INSTRUCTIONS FOR THE TASK: Copy out every line in which the string "canard" occurs.

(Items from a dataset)
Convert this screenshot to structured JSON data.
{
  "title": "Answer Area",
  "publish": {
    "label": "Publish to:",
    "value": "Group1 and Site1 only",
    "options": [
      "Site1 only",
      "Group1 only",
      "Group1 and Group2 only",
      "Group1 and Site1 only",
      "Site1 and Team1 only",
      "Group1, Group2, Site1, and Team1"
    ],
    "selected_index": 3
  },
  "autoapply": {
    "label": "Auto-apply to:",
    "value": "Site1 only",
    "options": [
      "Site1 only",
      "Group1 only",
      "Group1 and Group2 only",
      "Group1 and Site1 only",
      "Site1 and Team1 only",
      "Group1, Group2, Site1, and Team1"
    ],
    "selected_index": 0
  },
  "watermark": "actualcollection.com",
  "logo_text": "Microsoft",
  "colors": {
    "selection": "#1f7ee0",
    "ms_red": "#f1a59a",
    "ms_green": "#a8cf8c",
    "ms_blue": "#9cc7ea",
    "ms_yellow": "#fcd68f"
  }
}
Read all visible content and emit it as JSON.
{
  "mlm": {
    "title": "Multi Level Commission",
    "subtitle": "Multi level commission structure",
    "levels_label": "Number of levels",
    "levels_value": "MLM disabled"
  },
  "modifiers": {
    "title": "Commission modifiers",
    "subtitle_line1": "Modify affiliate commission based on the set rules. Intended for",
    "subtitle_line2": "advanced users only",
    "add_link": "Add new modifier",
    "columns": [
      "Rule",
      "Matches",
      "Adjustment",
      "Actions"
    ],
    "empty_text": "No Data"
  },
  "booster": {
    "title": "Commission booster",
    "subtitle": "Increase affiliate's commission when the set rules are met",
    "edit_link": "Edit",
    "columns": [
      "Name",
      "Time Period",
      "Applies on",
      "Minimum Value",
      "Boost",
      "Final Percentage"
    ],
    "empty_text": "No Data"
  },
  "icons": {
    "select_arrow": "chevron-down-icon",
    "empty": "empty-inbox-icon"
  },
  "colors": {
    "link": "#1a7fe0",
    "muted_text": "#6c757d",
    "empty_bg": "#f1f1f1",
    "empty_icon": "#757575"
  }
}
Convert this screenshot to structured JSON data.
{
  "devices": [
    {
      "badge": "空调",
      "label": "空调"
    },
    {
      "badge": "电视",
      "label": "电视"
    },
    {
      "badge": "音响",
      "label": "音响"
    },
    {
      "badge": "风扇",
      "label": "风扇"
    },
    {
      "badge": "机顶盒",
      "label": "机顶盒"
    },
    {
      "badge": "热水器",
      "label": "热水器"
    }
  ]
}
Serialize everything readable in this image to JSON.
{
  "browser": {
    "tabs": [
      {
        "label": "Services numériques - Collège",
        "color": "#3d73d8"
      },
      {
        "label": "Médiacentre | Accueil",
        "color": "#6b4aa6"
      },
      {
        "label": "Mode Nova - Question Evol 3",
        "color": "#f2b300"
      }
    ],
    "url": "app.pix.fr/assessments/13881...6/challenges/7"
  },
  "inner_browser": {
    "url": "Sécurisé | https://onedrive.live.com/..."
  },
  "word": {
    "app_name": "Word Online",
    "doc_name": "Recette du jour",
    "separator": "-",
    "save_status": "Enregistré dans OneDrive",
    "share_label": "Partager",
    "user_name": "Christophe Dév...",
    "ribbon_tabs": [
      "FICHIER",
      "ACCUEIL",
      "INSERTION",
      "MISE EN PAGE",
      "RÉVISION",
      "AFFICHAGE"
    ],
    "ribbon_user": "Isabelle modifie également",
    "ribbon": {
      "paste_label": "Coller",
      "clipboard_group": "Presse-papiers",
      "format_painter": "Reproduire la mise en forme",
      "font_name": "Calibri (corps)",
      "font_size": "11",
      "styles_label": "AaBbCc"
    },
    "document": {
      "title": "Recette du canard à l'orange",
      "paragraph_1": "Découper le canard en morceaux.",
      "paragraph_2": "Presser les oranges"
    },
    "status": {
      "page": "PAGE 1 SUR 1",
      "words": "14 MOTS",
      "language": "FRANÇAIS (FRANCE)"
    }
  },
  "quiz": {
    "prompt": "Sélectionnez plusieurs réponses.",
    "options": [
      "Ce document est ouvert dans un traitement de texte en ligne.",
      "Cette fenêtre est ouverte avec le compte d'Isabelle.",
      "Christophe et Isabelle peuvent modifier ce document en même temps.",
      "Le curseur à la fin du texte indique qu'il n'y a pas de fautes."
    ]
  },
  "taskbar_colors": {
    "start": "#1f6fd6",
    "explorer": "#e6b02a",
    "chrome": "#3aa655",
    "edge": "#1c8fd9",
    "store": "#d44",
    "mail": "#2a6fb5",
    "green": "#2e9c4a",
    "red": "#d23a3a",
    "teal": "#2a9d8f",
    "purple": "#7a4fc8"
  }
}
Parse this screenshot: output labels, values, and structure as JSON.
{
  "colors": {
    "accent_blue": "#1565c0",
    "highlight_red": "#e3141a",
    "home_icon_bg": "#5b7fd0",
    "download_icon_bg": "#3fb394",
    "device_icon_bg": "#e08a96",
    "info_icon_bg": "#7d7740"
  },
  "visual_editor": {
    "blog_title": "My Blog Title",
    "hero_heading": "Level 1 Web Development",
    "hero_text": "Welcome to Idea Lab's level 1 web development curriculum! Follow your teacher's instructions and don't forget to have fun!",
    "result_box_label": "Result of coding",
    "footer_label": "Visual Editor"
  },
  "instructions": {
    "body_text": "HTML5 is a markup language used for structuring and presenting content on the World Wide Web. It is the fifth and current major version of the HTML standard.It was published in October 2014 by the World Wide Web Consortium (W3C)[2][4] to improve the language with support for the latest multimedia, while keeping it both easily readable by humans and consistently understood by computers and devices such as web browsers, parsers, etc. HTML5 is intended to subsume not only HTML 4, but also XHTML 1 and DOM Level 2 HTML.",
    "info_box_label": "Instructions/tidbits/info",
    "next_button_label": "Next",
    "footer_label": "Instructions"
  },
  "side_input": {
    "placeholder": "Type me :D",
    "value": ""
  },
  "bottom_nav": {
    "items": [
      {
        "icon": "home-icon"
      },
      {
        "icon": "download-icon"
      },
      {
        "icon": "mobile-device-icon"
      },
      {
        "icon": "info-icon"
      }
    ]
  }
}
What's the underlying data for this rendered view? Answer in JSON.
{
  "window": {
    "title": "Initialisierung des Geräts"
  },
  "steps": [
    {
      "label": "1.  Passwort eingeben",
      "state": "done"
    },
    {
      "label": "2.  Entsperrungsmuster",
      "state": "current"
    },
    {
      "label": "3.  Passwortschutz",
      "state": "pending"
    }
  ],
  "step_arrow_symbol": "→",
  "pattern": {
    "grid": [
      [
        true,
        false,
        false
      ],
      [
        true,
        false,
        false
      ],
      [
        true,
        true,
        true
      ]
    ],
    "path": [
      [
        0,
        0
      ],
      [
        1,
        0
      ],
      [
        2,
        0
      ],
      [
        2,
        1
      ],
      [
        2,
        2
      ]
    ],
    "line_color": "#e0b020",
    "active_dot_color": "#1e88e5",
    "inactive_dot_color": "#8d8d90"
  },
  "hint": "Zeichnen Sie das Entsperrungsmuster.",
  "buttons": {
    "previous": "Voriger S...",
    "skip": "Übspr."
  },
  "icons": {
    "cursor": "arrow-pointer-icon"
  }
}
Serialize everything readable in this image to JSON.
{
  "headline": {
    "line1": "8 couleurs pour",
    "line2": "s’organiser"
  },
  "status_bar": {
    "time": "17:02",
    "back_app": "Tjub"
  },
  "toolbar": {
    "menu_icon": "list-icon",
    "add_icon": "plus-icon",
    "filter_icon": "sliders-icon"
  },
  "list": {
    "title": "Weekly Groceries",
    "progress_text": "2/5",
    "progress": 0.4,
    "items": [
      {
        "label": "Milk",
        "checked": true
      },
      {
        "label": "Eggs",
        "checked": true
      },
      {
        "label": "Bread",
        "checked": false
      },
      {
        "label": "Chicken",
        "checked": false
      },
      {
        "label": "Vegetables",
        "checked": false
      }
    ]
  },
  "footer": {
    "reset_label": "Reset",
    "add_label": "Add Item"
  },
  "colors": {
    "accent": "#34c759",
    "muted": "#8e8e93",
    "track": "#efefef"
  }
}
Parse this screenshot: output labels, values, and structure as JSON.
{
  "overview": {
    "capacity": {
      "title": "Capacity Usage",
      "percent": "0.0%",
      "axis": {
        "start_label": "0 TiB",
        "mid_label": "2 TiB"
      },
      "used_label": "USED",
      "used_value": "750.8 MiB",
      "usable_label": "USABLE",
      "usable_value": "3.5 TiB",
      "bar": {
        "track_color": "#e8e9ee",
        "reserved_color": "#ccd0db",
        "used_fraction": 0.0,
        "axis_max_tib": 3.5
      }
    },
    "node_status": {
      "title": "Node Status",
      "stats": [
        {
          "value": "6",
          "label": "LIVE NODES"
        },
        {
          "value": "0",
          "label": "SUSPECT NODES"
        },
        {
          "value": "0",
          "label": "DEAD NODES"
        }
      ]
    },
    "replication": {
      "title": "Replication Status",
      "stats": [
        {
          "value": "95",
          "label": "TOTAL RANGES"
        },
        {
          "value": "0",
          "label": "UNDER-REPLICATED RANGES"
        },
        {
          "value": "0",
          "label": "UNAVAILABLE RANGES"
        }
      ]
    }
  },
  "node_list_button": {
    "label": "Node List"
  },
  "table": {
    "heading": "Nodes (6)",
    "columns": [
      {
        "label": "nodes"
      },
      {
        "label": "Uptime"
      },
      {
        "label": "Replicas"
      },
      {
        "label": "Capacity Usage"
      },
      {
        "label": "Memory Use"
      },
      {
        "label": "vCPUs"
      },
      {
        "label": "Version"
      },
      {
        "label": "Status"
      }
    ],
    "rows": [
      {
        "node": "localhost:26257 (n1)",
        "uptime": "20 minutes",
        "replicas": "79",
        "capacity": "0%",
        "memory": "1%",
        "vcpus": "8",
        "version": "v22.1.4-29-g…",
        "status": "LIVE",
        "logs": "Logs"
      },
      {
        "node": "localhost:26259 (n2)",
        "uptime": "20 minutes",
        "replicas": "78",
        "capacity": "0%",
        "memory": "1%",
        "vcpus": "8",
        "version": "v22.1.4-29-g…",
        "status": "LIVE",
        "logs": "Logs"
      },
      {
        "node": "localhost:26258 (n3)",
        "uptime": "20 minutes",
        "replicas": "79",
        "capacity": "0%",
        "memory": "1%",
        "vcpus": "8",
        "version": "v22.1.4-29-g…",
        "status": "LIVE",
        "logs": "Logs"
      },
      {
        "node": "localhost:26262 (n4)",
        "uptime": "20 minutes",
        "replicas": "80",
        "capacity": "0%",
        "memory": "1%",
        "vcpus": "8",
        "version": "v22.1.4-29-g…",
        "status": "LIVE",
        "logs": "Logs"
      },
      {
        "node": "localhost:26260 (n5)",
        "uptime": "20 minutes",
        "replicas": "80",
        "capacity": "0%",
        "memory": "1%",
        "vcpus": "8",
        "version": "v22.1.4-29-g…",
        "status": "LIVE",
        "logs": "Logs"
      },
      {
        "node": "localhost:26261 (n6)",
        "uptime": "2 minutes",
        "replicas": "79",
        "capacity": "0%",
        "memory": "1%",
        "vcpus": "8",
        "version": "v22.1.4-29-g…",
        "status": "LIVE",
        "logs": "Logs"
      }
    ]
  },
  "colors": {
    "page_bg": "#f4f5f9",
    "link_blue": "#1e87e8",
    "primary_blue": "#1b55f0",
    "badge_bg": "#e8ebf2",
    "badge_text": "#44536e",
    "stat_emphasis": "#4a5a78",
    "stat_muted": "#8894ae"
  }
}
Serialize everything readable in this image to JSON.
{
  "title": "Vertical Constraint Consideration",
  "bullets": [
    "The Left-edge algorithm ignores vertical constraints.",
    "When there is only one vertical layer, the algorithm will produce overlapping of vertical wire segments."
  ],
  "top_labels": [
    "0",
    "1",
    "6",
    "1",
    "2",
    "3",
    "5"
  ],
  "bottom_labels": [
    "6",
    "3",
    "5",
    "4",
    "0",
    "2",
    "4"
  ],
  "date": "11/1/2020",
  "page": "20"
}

SOLUTION FOR THIS PROBLEM:
      "title": "Recette du canard à l'orange",
      "paragraph_1": "Découper le canard en morceaux.",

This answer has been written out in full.